[Spatial annotation records]
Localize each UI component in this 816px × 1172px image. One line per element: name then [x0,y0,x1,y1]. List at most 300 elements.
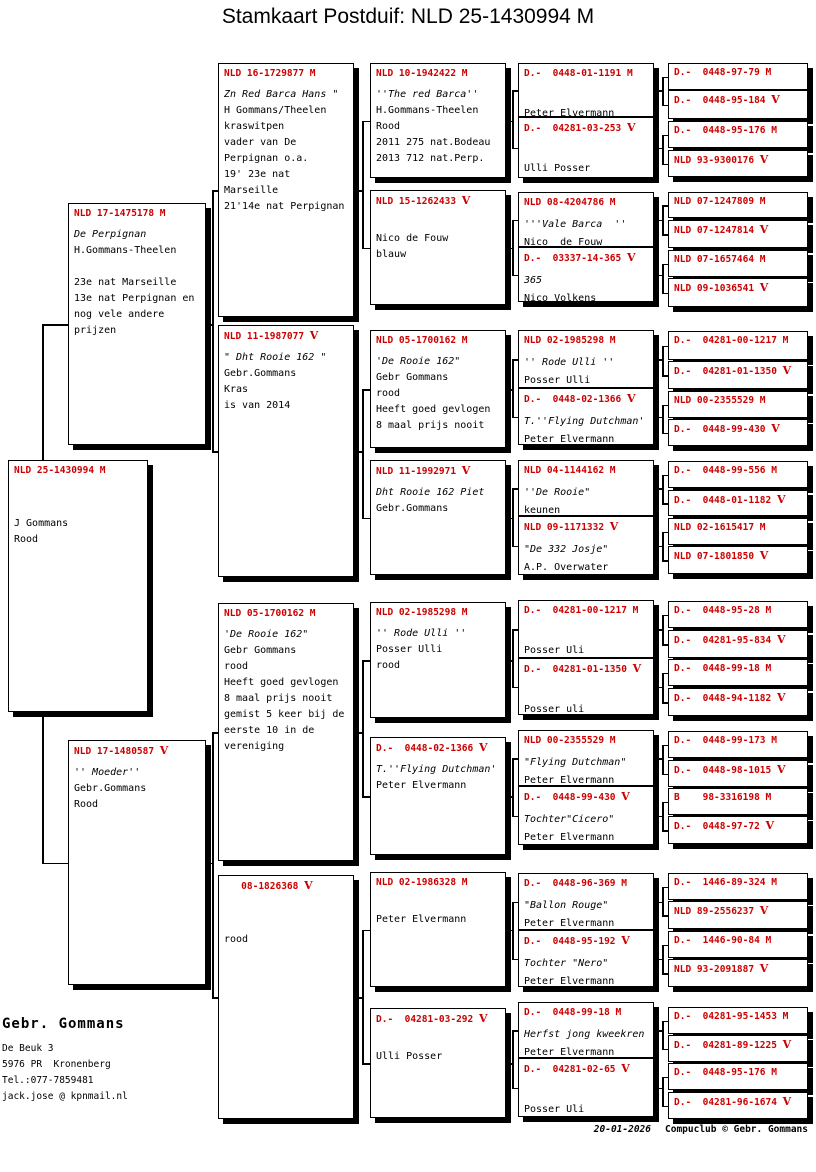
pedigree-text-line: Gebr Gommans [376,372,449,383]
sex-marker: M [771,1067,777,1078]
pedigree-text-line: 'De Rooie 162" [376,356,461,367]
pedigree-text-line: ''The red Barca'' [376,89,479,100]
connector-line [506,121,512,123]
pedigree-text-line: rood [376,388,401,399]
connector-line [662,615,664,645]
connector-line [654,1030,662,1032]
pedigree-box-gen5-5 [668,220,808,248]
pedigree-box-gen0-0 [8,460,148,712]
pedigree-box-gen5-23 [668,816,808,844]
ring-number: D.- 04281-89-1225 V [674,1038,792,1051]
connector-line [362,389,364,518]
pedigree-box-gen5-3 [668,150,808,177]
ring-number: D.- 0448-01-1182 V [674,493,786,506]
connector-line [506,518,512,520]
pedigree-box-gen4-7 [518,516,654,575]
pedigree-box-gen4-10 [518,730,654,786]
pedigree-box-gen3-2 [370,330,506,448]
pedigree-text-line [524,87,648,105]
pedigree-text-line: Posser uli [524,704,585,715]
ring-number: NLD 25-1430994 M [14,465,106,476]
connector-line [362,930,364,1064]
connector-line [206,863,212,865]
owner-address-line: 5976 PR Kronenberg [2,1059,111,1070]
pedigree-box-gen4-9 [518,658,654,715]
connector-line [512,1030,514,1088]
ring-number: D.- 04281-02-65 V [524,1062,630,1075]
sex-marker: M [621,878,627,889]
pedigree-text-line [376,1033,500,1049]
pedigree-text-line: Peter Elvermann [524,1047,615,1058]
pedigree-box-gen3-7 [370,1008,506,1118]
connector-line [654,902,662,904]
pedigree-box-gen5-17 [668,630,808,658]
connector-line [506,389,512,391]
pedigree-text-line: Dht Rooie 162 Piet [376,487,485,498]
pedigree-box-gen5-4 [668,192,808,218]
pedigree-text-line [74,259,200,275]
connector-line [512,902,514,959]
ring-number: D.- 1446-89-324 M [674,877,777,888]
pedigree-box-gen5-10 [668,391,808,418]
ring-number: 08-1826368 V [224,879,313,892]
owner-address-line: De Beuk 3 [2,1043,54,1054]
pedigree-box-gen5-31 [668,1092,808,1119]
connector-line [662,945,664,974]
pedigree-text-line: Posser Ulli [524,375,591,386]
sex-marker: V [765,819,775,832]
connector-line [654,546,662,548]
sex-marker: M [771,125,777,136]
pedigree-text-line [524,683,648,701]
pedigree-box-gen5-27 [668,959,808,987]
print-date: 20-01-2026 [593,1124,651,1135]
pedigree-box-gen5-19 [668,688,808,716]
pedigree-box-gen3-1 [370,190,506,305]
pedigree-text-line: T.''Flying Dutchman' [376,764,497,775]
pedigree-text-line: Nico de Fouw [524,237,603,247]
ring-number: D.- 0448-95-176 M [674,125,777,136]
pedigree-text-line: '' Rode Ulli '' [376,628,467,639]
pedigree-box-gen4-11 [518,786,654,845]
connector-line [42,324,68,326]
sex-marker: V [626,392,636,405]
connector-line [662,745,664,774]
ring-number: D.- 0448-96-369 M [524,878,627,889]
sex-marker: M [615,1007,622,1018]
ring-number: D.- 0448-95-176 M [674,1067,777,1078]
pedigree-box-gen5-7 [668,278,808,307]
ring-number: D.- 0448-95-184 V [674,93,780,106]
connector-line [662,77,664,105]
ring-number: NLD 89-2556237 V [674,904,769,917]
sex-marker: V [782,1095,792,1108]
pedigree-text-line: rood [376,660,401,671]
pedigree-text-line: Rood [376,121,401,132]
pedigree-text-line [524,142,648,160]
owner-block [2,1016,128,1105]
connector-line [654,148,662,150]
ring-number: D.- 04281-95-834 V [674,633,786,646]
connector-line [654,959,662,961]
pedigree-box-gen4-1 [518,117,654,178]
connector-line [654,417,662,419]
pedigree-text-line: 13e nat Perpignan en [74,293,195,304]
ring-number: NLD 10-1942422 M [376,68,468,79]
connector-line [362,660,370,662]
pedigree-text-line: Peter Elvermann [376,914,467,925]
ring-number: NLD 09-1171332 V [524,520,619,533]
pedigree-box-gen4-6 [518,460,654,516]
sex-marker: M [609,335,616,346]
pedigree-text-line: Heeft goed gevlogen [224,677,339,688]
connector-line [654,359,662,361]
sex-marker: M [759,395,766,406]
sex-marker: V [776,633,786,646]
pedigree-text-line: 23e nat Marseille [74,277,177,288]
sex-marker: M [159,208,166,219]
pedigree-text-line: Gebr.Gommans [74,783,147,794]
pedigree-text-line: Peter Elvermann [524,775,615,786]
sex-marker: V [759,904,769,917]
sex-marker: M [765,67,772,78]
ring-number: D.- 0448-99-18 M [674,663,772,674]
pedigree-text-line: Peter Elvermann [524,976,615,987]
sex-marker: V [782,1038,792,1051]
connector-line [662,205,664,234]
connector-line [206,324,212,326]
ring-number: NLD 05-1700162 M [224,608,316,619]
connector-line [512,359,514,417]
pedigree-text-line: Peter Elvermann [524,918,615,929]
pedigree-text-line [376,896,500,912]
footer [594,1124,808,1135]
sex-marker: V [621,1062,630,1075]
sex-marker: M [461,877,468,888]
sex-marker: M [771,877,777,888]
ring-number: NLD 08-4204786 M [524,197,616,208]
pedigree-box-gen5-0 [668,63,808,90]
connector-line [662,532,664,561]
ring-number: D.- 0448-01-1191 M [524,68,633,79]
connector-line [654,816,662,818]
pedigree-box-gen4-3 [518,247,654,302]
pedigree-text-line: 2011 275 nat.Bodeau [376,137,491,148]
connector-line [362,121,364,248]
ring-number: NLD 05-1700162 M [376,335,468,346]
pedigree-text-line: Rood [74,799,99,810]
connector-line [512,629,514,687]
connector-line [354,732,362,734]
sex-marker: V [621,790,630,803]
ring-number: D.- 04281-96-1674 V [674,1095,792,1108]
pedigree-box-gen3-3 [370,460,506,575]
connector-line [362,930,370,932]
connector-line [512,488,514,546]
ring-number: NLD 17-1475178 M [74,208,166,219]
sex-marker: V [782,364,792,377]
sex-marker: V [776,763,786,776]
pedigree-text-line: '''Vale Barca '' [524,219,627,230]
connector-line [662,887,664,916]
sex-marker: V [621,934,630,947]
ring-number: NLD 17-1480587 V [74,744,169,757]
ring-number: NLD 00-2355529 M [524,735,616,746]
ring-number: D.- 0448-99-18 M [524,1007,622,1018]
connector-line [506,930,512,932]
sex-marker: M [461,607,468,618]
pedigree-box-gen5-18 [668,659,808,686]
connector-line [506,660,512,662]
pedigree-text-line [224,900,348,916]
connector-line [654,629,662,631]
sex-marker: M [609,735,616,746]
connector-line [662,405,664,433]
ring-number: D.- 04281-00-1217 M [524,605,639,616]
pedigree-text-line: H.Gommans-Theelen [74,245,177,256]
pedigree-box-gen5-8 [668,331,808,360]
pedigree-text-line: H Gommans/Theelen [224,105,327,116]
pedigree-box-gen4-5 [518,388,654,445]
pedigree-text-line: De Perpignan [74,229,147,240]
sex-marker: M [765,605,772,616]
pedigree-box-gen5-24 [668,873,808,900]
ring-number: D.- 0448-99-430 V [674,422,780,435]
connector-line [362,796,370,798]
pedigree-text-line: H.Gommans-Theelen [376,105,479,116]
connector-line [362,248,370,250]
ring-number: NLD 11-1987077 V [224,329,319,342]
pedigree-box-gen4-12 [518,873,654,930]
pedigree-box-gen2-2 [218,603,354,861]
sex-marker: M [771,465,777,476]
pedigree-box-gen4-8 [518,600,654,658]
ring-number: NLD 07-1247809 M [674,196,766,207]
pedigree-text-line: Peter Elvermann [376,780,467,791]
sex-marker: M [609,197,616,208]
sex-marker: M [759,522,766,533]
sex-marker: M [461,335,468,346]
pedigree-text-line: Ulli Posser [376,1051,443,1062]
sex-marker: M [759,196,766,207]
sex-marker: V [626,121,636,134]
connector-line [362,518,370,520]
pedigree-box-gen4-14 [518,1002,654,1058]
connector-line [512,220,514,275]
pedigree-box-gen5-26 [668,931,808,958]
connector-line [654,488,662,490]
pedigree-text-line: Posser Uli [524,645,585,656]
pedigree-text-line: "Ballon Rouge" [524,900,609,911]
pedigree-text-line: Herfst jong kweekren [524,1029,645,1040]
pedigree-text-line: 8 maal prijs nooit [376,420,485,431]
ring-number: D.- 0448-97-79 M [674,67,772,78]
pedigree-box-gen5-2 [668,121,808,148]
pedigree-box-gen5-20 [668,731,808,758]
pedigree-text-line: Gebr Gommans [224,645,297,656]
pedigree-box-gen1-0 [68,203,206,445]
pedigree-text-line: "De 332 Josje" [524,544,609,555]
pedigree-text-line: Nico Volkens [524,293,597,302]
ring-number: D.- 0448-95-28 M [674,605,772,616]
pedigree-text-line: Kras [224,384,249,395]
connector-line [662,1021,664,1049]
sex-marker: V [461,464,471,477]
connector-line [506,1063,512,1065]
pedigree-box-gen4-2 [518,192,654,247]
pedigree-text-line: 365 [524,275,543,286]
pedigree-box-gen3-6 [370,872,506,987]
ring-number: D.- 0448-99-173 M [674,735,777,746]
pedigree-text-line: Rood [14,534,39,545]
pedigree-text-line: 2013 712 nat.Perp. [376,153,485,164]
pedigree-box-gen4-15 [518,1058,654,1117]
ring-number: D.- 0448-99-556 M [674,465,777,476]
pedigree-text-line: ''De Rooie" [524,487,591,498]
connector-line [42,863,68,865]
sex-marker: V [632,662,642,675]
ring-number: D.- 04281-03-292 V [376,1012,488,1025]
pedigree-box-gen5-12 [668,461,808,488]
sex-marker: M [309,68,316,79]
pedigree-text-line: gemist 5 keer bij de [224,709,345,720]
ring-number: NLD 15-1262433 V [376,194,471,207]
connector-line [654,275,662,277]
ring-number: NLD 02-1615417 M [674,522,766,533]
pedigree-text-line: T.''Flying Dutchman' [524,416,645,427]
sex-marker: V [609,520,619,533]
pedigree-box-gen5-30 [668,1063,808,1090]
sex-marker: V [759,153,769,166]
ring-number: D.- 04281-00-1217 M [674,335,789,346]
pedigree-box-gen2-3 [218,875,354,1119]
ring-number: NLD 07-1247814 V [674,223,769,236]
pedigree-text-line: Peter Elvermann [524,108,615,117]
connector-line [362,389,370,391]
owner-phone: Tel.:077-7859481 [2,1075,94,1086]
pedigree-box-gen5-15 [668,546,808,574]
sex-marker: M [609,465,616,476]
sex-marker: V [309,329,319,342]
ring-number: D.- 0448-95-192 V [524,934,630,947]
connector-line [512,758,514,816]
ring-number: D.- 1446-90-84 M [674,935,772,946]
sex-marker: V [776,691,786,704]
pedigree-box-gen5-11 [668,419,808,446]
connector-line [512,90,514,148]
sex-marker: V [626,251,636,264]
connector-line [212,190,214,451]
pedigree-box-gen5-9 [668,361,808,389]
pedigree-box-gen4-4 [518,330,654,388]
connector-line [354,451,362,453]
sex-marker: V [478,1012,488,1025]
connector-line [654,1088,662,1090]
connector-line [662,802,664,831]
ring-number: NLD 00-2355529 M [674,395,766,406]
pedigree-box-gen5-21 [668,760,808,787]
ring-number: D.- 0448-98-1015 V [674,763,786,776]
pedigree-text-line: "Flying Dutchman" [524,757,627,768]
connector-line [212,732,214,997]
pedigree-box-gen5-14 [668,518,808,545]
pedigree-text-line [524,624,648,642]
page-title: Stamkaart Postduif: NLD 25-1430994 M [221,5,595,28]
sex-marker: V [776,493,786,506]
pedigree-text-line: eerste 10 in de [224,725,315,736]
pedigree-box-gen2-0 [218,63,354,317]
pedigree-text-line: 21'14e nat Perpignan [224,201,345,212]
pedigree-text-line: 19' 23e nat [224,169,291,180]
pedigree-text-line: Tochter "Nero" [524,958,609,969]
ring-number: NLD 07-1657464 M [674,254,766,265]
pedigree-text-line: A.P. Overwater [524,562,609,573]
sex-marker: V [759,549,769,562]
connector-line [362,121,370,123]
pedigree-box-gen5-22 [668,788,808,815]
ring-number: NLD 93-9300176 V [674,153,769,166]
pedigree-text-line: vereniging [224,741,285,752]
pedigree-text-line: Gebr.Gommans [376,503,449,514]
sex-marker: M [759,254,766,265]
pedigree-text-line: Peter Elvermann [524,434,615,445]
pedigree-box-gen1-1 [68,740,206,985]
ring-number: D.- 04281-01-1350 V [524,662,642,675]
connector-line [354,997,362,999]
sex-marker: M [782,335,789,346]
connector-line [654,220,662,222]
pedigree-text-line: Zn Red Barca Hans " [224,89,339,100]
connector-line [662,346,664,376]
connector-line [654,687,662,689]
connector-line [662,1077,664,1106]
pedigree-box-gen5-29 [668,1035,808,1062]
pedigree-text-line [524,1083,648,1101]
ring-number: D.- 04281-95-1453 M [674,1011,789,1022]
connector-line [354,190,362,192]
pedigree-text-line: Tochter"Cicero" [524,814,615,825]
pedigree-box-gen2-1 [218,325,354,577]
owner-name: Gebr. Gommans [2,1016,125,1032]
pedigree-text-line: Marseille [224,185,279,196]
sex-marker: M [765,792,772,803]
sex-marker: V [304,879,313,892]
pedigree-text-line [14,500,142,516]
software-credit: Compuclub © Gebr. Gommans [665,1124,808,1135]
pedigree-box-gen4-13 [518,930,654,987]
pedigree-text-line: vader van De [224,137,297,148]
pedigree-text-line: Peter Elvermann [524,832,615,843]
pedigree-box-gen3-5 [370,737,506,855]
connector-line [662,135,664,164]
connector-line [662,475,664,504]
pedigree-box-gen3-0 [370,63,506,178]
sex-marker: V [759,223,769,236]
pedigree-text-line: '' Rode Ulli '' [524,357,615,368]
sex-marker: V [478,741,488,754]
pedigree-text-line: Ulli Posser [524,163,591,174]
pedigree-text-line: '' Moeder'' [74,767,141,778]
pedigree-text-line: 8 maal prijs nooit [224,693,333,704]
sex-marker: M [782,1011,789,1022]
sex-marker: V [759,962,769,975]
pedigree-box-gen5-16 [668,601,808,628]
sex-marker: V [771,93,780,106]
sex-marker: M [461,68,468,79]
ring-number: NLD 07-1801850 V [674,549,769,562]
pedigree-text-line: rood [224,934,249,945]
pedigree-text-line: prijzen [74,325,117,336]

▶ _What the exercise asks_: Update the records starting with the line containing "pedigree-text-line: Gebr Gommans [376,372,449,383]" and going on through the line containing "pedigree-box-gen4-7 [518,516,654,575]" by changing "connector-line" to "connector-segment". Leave all other text unchanged, and return only those lines.

▶ _Result_:
pedigree-text-line: Gebr Gommans [376,372,449,383]
sex-marker: M [771,1067,777,1078]
pedigree-text-line: 'De Rooie 162" [376,356,461,367]
pedigree-text-line: ''The red Barca'' [376,89,479,100]
connector-segment [506,121,512,123]
pedigree-text-line: rood [376,388,401,399]
connector-segment [662,615,664,645]
connector-segment [654,1030,662,1032]
pedigree-box-gen5-5 [668,220,808,248]
pedigree-box-gen0-0 [8,460,148,712]
pedigree-box-gen5-23 [668,816,808,844]
ring-number: D.- 04281-89-1225 V [674,1038,792,1051]
connector-segment [362,389,364,518]
pedigree-box-gen5-3 [668,150,808,177]
ring-number: D.- 0448-01-1182 V [674,493,786,506]
connector-segment [506,518,512,520]
pedigree-box-gen4-7 [518,516,654,575]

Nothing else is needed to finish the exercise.